__WHAT TO WORK ON__
Copy the data exactly; pictures stay out of the copy.

(Figure collection entries)

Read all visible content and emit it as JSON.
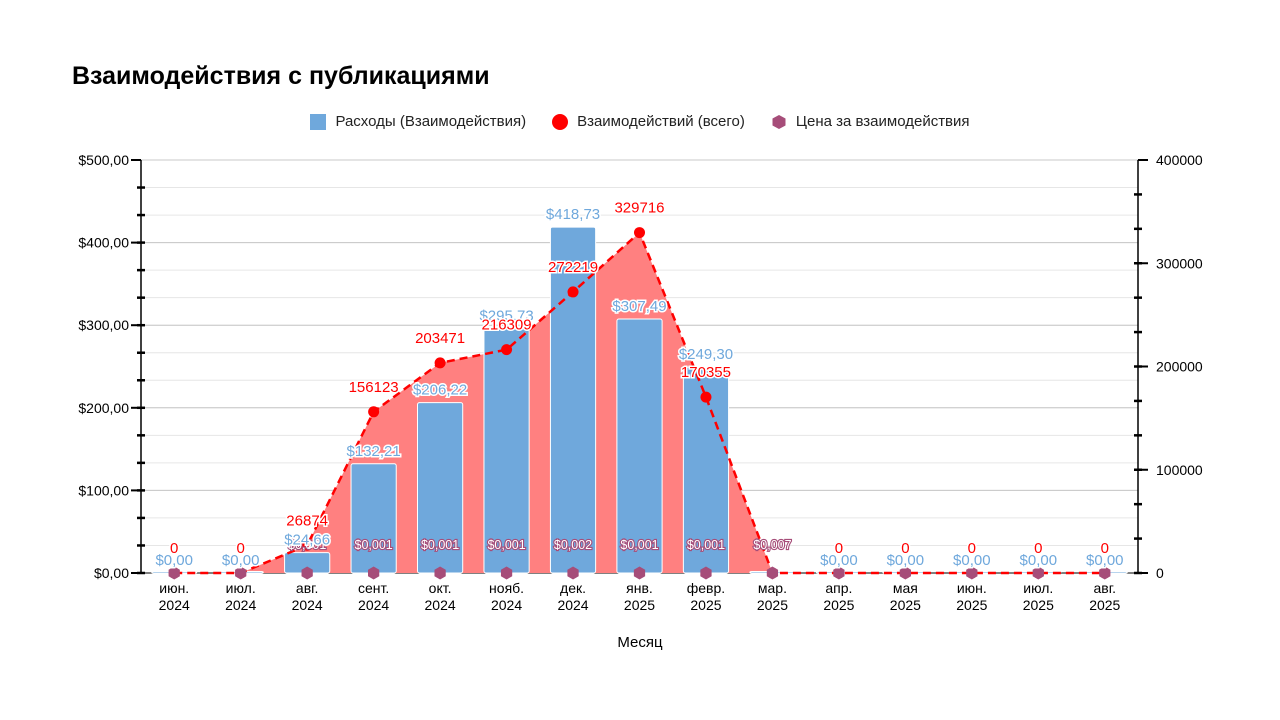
{
  "title": "Взаимодействия с публикациями",
  "legend": {
    "spend": "Расходы (Взаимодействия)",
    "engagements": "Взаимодействий (всего)",
    "cost": "Цена за взаимодействия"
  },
  "chart_data": {
    "type": "bar",
    "title": "Взаимодействия с публикациями",
    "xlabel": "Месяц",
    "categories": [
      [
        "июн.",
        "2024"
      ],
      [
        "июл.",
        "2024"
      ],
      [
        "авг.",
        "2024"
      ],
      [
        "сент.",
        "2024"
      ],
      [
        "окт.",
        "2024"
      ],
      [
        "нояб.",
        "2024"
      ],
      [
        "дек.",
        "2024"
      ],
      [
        "янв.",
        "2025"
      ],
      [
        "февр.",
        "2025"
      ],
      [
        "мар.",
        "2025"
      ],
      [
        "апр.",
        "2025"
      ],
      [
        "мая",
        "2025"
      ],
      [
        "июн.",
        "2025"
      ],
      [
        "июл.",
        "2025"
      ],
      [
        "авг.",
        "2025"
      ]
    ],
    "series": [
      {
        "name": "Расходы (Взаимодействия)",
        "type": "bar",
        "axis": "left",
        "color": "#6fa8dc",
        "values": [
          0,
          0,
          24.66,
          132.21,
          206.22,
          295.73,
          418.73,
          307.49,
          249.3,
          0,
          0,
          0,
          0,
          0,
          0
        ],
        "labels": [
          "$0,00",
          "$0,00",
          "$24,66",
          "$132,21",
          "$206,22",
          "$295,73",
          "$418,73",
          "$307,49",
          "$249,30",
          "",
          "$0,00",
          "$0,00",
          "$0,00",
          "$0,00",
          "$0,00"
        ]
      },
      {
        "name": "Взаимодействий (всего)",
        "type": "line",
        "axis": "right",
        "color": "#ff0000",
        "area_color": "#ff8080",
        "values": [
          0,
          0,
          26874,
          156123,
          203471,
          216309,
          272219,
          329716,
          170355,
          0,
          0,
          0,
          0,
          0,
          0
        ],
        "labels": [
          "0",
          "0",
          "26874",
          "156123",
          "203471",
          "216309",
          "272219",
          "329716",
          "170355",
          "",
          "0",
          "0",
          "0",
          "0",
          "0"
        ]
      },
      {
        "name": "Цена за взаимодействия",
        "type": "marker",
        "axis": "left",
        "color": "#a64d79",
        "values": [
          0,
          0,
          0.001,
          0.001,
          0.001,
          0.001,
          0.002,
          0.001,
          0.001,
          0.007,
          0,
          0,
          0,
          0,
          0
        ],
        "labels": [
          "",
          "",
          "$0,001",
          "$0,001",
          "$0,001",
          "$0,001",
          "$0,002",
          "$0,001",
          "$0,001",
          "$0,007",
          "",
          "",
          "",
          "",
          ""
        ]
      }
    ],
    "y_left": {
      "ylim": [
        0,
        500
      ],
      "ticks": [
        0,
        100,
        200,
        300,
        400,
        500
      ],
      "tick_labels": [
        "$0,00",
        "$100,00",
        "$200,00",
        "$300,00",
        "$400,00",
        "$500,00"
      ]
    },
    "y_right": {
      "ylim": [
        0,
        400000
      ],
      "ticks": [
        0,
        100000,
        200000,
        300000,
        400000
      ],
      "tick_labels": [
        "0",
        "100000",
        "200000",
        "300000",
        "400000"
      ]
    },
    "grid": true,
    "legend_position": "top-center"
  }
}
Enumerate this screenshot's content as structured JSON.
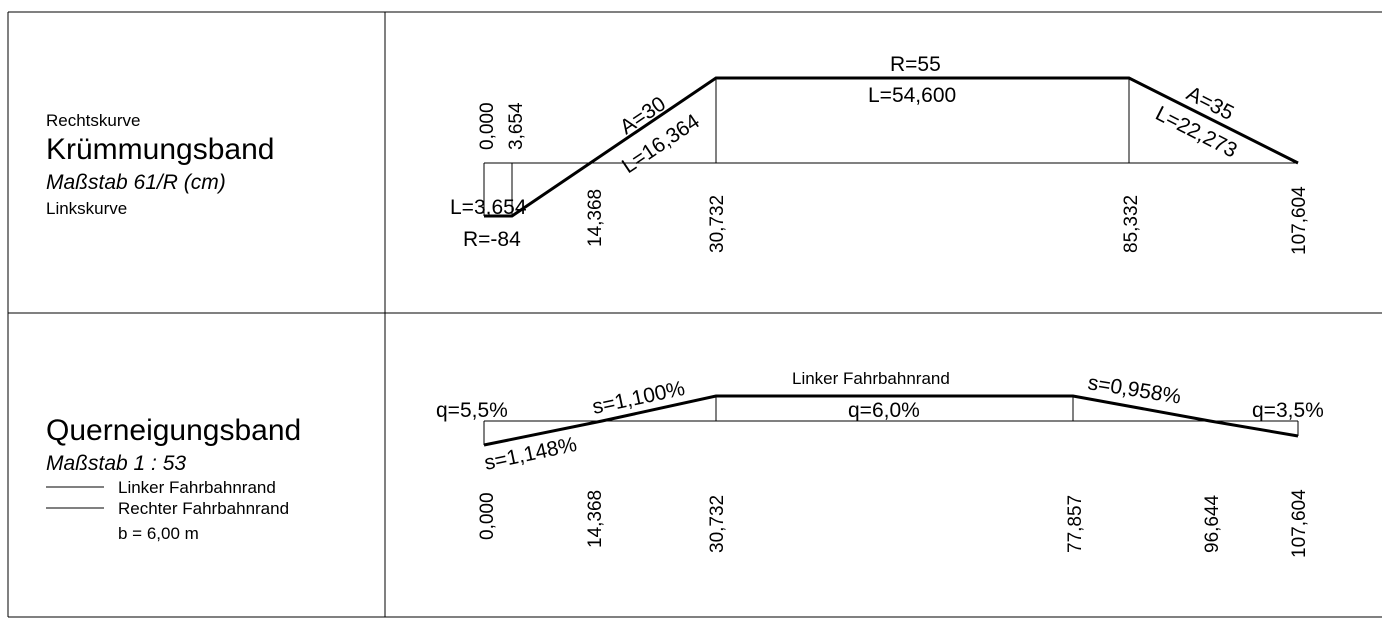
{
  "kruemmungsband": {
    "label_top": "Rechtskurve",
    "title": "Krümmungsband",
    "scale": "Maßstab 61/R (cm)",
    "label_bottom": "Linkskurve",
    "stations": [
      "0,000",
      "3,654",
      "14,368",
      "30,732",
      "85,332",
      "107,604"
    ],
    "elements": {
      "arc1_l": "L=3,654",
      "arc1_r": "R=-84",
      "clothoid1_a": "A=30",
      "clothoid1_l": "L=16,364",
      "arc2_r": "R=55",
      "arc2_l": "L=54,600",
      "clothoid2_a": "A=35",
      "clothoid2_l": "L=22,273"
    }
  },
  "querneigungsband": {
    "title": "Querneigungsband",
    "scale": "Maßstab 1 : 53",
    "legend": [
      "Linker Fahrbahnrand",
      "Rechter Fahrbahnrand"
    ],
    "width_note": "b = 6,00 m",
    "stations": [
      "0,000",
      "14,368",
      "30,732",
      "77,857",
      "96,644",
      "107,604"
    ],
    "annotations": {
      "q_start": "q=5,5%",
      "s_left_up": "s=1,100%",
      "s_right_down": "s=1,148%",
      "edge_label": "Linker Fahrbahnrand",
      "q_mid": "q=6,0%",
      "s_right_desc": "s=0,958%",
      "q_end": "q=3,5%"
    }
  }
}
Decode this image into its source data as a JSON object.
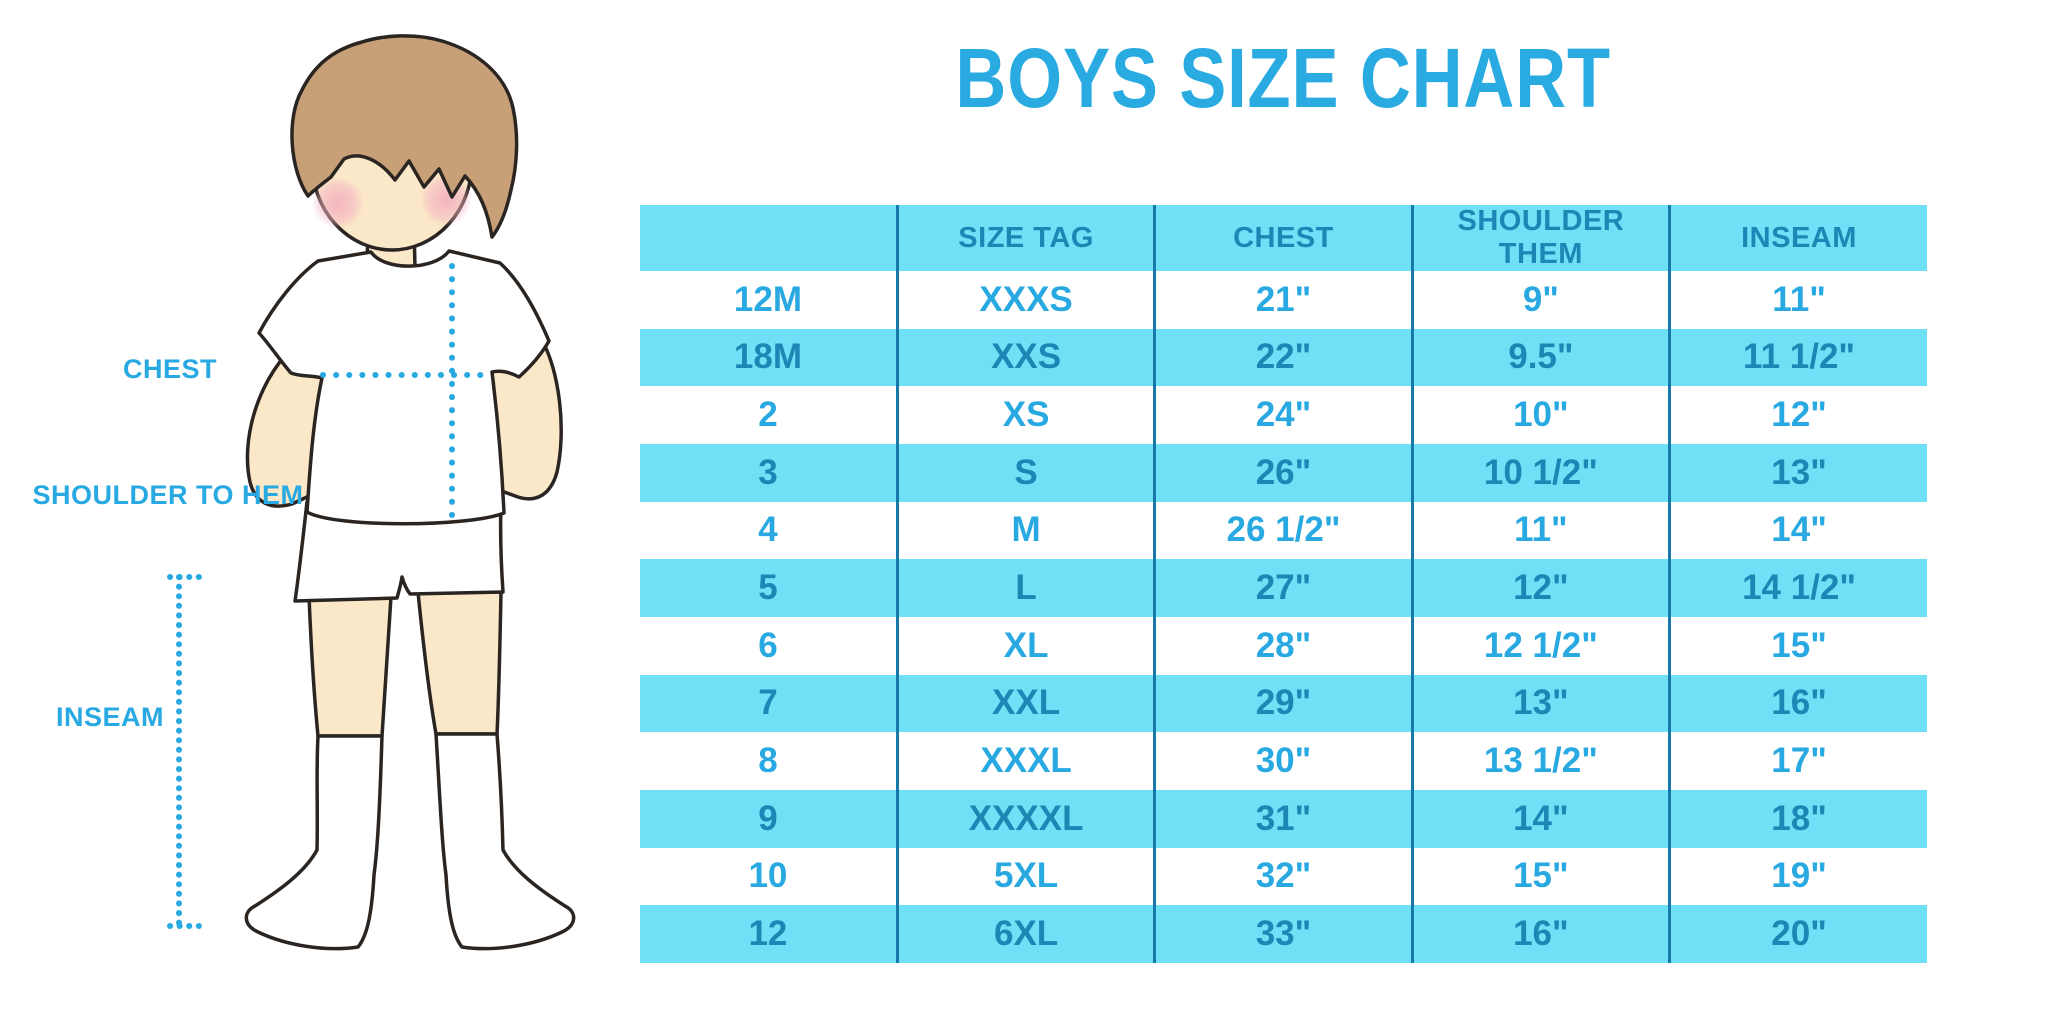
{
  "chart_data": {
    "type": "table",
    "title": "BOYS SIZE CHART",
    "columns": [
      "",
      "SIZE TAG",
      "CHEST",
      "SHOULDER THEM",
      "INSEAM"
    ],
    "rows": [
      [
        "12M",
        "XXXS",
        "21\"",
        "9\"",
        "11\""
      ],
      [
        "18M",
        "XXS",
        "22\"",
        "9.5\"",
        "11 1/2\""
      ],
      [
        "2",
        "XS",
        "24\"",
        "10\"",
        "12\""
      ],
      [
        "3",
        "S",
        "26\"",
        "10 1/2\"",
        "13\""
      ],
      [
        "4",
        "M",
        "26 1/2\"",
        "11\"",
        "14\""
      ],
      [
        "5",
        "L",
        "27\"",
        "12\"",
        "14 1/2\""
      ],
      [
        "6",
        "XL",
        "28\"",
        "12 1/2\"",
        "15\""
      ],
      [
        "7",
        "XXL",
        "29\"",
        "13\"",
        "16\""
      ],
      [
        "8",
        "XXXL",
        "30\"",
        "13 1/2\"",
        "17\""
      ],
      [
        "9",
        "XXXXL",
        "31\"",
        "14\"",
        "18\""
      ],
      [
        "10",
        "5XL",
        "32\"",
        "15\"",
        "19\""
      ],
      [
        "12",
        "6XL",
        "33\"",
        "16\"",
        "20\""
      ]
    ],
    "layout": {
      "row_striping": "alternating white and light blue, header filled light blue",
      "grid": "vertical column dividers only"
    }
  },
  "figure": {
    "labels": {
      "chest": "CHEST",
      "shoulder_to_hem": "SHOULDER TO HEM",
      "inseam": "INSEAM"
    }
  },
  "colors": {
    "accent": "#29abe2",
    "accent2": "#29a9e1",
    "rowfill": "#6fe0f6",
    "darktext": "#1c86b4",
    "divider": "#1878a8"
  }
}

__TASK ANSWER__
Read all visible content and emit it as JSON.
{
  "title": "Взаимодействия с публикациями",
  "legend": {
    "spend": "Расходы (Взаимодействия)",
    "engagements": "Взаимодействий (всего)",
    "cost": "Цена за взаимодействия"
  },
  "chart_data": {
    "type": "bar",
    "title": "Взаимодействия с публикациями",
    "xlabel": "Месяц",
    "categories": [
      [
        "июн.",
        "2024"
      ],
      [
        "июл.",
        "2024"
      ],
      [
        "авг.",
        "2024"
      ],
      [
        "сент.",
        "2024"
      ],
      [
        "окт.",
        "2024"
      ],
      [
        "нояб.",
        "2024"
      ],
      [
        "дек.",
        "2024"
      ],
      [
        "янв.",
        "2025"
      ],
      [
        "февр.",
        "2025"
      ],
      [
        "мар.",
        "2025"
      ],
      [
        "апр.",
        "2025"
      ],
      [
        "мая",
        "2025"
      ],
      [
        "июн.",
        "2025"
      ],
      [
        "июл.",
        "2025"
      ],
      [
        "авг.",
        "2025"
      ]
    ],
    "series": [
      {
        "name": "Расходы (Взаимодействия)",
        "type": "bar",
        "axis": "left",
        "color": "#6fa8dc",
        "values": [
          0,
          0,
          24.66,
          132.21,
          206.22,
          295.73,
          418.73,
          307.49,
          249.3,
          0,
          0,
          0,
          0,
          0,
          0
        ],
        "labels": [
          "$0,00",
          "$0,00",
          "$24,66",
          "$132,21",
          "$206,22",
          "$295,73",
          "$418,73",
          "$307,49",
          "$249,30",
          "",
          "$0,00",
          "$0,00",
          "$0,00",
          "$0,00",
          "$0,00"
        ]
      },
      {
        "name": "Взаимодействий (всего)",
        "type": "line",
        "axis": "right",
        "color": "#ff0000",
        "area_color": "#ff8080",
        "values": [
          0,
          0,
          26874,
          156123,
          203471,
          216309,
          272219,
          329716,
          170355,
          0,
          0,
          0,
          0,
          0,
          0
        ],
        "labels": [
          "0",
          "0",
          "26874",
          "156123",
          "203471",
          "216309",
          "272219",
          "329716",
          "170355",
          "",
          "0",
          "0",
          "0",
          "0",
          "0"
        ]
      },
      {
        "name": "Цена за взаимодействия",
        "type": "marker",
        "axis": "left",
        "color": "#a64d79",
        "values": [
          0,
          0,
          0.001,
          0.001,
          0.001,
          0.001,
          0.002,
          0.001,
          0.001,
          0.007,
          0,
          0,
          0,
          0,
          0
        ],
        "labels": [
          "",
          "",
          "$0,001",
          "$0,001",
          "$0,001",
          "$0,001",
          "$0,002",
          "$0,001",
          "$0,001",
          "$0,007",
          "",
          "",
          "",
          "",
          ""
        ]
      }
    ],
    "y_left": {
      "ylim": [
        0,
        500
      ],
      "ticks": [
        0,
        100,
        200,
        300,
        400,
        500
      ],
      "tick_labels": [
        "$0,00",
        "$100,00",
        "$200,00",
        "$300,00",
        "$400,00",
        "$500,00"
      ]
    },
    "y_right": {
      "ylim": [
        0,
        400000
      ],
      "ticks": [
        0,
        100000,
        200000,
        300000,
        400000
      ],
      "tick_labels": [
        "0",
        "100000",
        "200000",
        "300000",
        "400000"
      ]
    },
    "grid": true,
    "legend_position": "top-center"
  }
}
Enumerate this screenshot's content as structured JSON.
{
  "kruemmungsband": {
    "label_top": "Rechtskurve",
    "title": "Krümmungsband",
    "scale": "Maßstab 61/R (cm)",
    "label_bottom": "Linkskurve",
    "stations": [
      "0,000",
      "3,654",
      "14,368",
      "30,732",
      "85,332",
      "107,604"
    ],
    "elements": {
      "arc1_l": "L=3,654",
      "arc1_r": "R=-84",
      "clothoid1_a": "A=30",
      "clothoid1_l": "L=16,364",
      "arc2_r": "R=55",
      "arc2_l": "L=54,600",
      "clothoid2_a": "A=35",
      "clothoid2_l": "L=22,273"
    }
  },
  "querneigungsband": {
    "title": "Querneigungsband",
    "scale": "Maßstab 1 : 53",
    "legend": [
      "Linker Fahrbahnrand",
      "Rechter Fahrbahnrand"
    ],
    "width_note": "b = 6,00 m",
    "stations": [
      "0,000",
      "14,368",
      "30,732",
      "77,857",
      "96,644",
      "107,604"
    ],
    "annotations": {
      "q_start": "q=5,5%",
      "s_left_up": "s=1,100%",
      "s_right_down": "s=1,148%",
      "edge_label": "Linker Fahrbahnrand",
      "q_mid": "q=6,0%",
      "s_right_desc": "s=0,958%",
      "q_end": "q=3,5%"
    }
  }
}
Decode this image into its source data as a JSON object.
{
  "chart_data": {
    "type": "table",
    "title": "BOYS SIZE CHART",
    "columns": [
      "",
      "SIZE TAG",
      "CHEST",
      "SHOULDER THEM",
      "INSEAM"
    ],
    "rows": [
      [
        "12M",
        "XXXS",
        "21\"",
        "9\"",
        "11\""
      ],
      [
        "18M",
        "XXS",
        "22\"",
        "9.5\"",
        "11 1/2\""
      ],
      [
        "2",
        "XS",
        "24\"",
        "10\"",
        "12\""
      ],
      [
        "3",
        "S",
        "26\"",
        "10 1/2\"",
        "13\""
      ],
      [
        "4",
        "M",
        "26 1/2\"",
        "11\"",
        "14\""
      ],
      [
        "5",
        "L",
        "27\"",
        "12\"",
        "14 1/2\""
      ],
      [
        "6",
        "XL",
        "28\"",
        "12 1/2\"",
        "15\""
      ],
      [
        "7",
        "XXL",
        "29\"",
        "13\"",
        "16\""
      ],
      [
        "8",
        "XXXL",
        "30\"",
        "13 1/2\"",
        "17\""
      ],
      [
        "9",
        "XXXXL",
        "31\"",
        "14\"",
        "18\""
      ],
      [
        "10",
        "5XL",
        "32\"",
        "15\"",
        "19\""
      ],
      [
        "12",
        "6XL",
        "33\"",
        "16\"",
        "20\""
      ]
    ],
    "layout": {
      "row_striping": "alternating white and light blue, header filled light blue",
      "grid": "vertical column dividers only"
    }
  },
  "figure": {
    "labels": {
      "chest": "CHEST",
      "shoulder_to_hem": "SHOULDER TO HEM",
      "inseam": "INSEAM"
    }
  },
  "colors": {
    "accent": "#29abe2",
    "accent2": "#29a9e1",
    "rowfill": "#6fe0f6",
    "darktext": "#1c86b4",
    "divider": "#1878a8"
  }
}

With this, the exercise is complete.